## PROVIDED RECORDS
>> Begin

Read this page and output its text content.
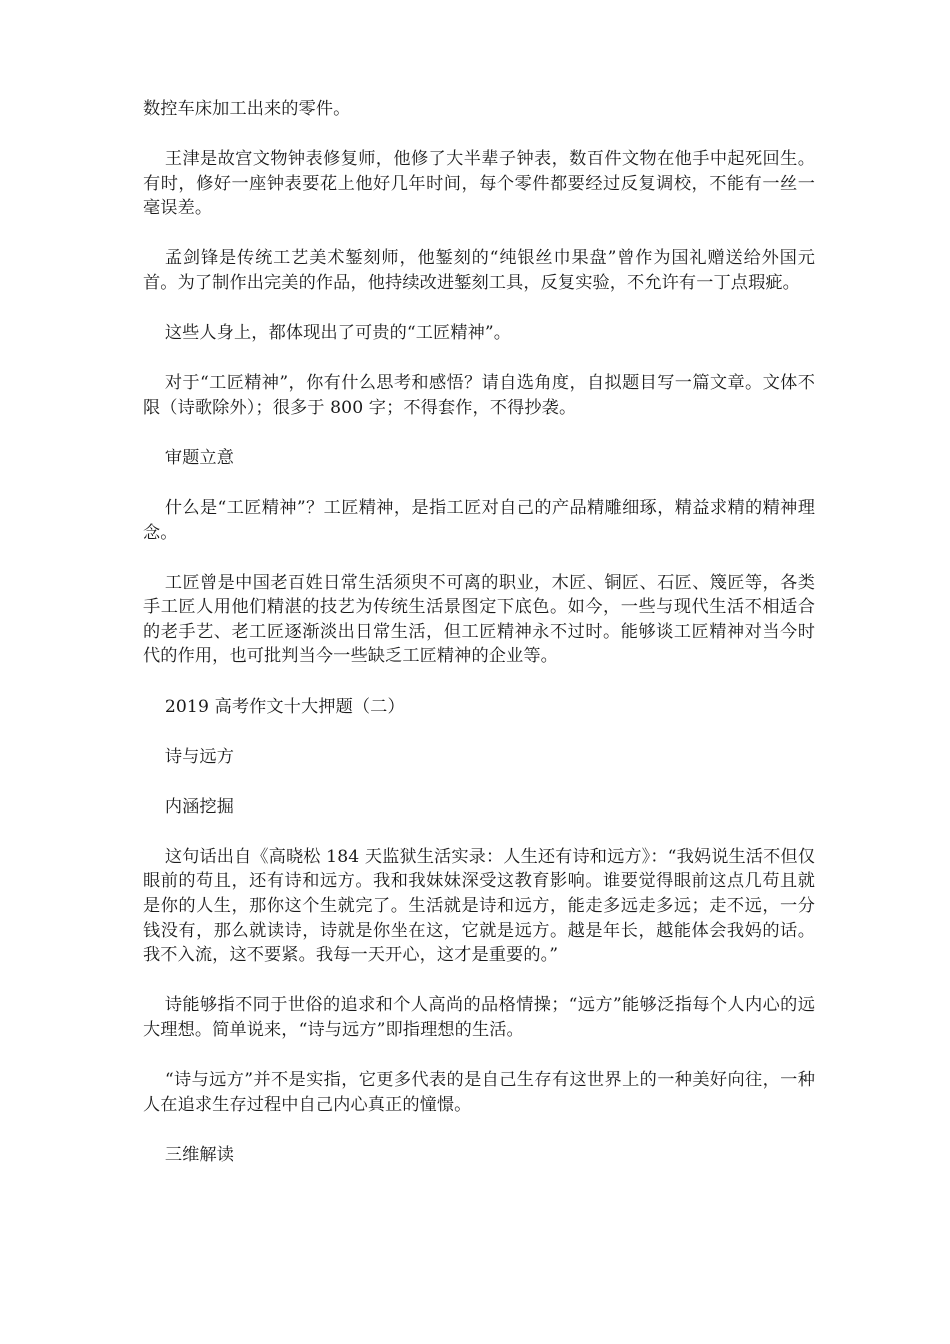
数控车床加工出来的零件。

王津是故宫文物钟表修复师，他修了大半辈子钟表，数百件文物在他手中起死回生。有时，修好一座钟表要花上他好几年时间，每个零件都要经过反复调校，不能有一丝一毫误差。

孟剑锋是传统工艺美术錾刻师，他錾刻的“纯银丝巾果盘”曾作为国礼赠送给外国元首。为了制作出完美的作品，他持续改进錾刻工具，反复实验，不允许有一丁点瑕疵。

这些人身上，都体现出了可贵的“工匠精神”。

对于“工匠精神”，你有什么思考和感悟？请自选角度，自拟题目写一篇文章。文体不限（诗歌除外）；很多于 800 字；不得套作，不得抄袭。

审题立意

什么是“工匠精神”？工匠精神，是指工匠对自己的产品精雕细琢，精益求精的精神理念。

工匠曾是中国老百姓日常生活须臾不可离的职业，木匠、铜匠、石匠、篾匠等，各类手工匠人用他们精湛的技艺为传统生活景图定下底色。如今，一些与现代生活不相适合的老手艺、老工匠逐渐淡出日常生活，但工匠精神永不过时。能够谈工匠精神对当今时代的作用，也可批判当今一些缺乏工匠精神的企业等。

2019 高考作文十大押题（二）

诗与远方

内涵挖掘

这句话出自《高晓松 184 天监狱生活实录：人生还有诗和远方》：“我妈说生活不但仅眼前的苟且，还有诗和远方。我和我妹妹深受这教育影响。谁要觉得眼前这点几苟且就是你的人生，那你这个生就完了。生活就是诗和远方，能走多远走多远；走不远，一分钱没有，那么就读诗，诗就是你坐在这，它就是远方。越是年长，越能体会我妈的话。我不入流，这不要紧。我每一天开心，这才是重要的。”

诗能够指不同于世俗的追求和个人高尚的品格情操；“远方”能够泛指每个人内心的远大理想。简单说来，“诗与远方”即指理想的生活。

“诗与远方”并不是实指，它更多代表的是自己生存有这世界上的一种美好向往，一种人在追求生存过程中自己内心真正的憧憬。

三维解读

>> End

## CHALLENGE
Omit every picture, and otherwise quote the entries exactly.

## TASK RESPONSE
Read this page and output its text content.
数控车床加工出来的零件。

王津是故宫文物钟表修复师，他修了大半辈子钟表，数百件文物在他手中起死回生。有时，修好一座钟表要花上他好几年时间，每个零件都要经过反复调校，不能有一丝一毫误差。

孟剑锋是传统工艺美术錾刻师，他錾刻的“纯银丝巾果盘”曾作为国礼赠送给外国元首。为了制作出完美的作品，他持续改进錾刻工具，反复实验，不允许有一丁点瑕疵。

这些人身上，都体现出了可贵的“工匠精神”。

对于“工匠精神”，你有什么思考和感悟？请自选角度，自拟题目写一篇文章。文体不限（诗歌除外）；很多于 800 字；不得套作，不得抄袭。

审题立意

什么是“工匠精神”？工匠精神，是指工匠对自己的产品精雕细琢，精益求精的精神理念。

工匠曾是中国老百姓日常生活须臾不可离的职业，木匠、铜匠、石匠、篾匠等，各类手工匠人用他们精湛的技艺为传统生活景图定下底色。如今，一些与现代生活不相适合的老手艺、老工匠逐渐淡出日常生活，但工匠精神永不过时。能够谈工匠精神对当今时代的作用，也可批判当今一些缺乏工匠精神的企业等。

2019 高考作文十大押题（二）

诗与远方

内涵挖掘

这句话出自《高晓松 184 天监狱生活实录：人生还有诗和远方》：“我妈说生活不但仅眼前的苟且，还有诗和远方。我和我妹妹深受这教育影响。谁要觉得眼前这点几苟且就是你的人生，那你这个生就完了。生活就是诗和远方，能走多远走多远；走不远，一分钱没有，那么就读诗，诗就是你坐在这，它就是远方。越是年长，越能体会我妈的话。我不入流，这不要紧。我每一天开心，这才是重要的。”

诗能够指不同于世俗的追求和个人高尚的品格情操；“远方”能够泛指每个人内心的远大理想。简单说来，“诗与远方”即指理想的生活。

“诗与远方”并不是实指，它更多代表的是自己生存有这世界上的一种美好向往，一种人在追求生存过程中自己内心真正的憧憬。

三维解读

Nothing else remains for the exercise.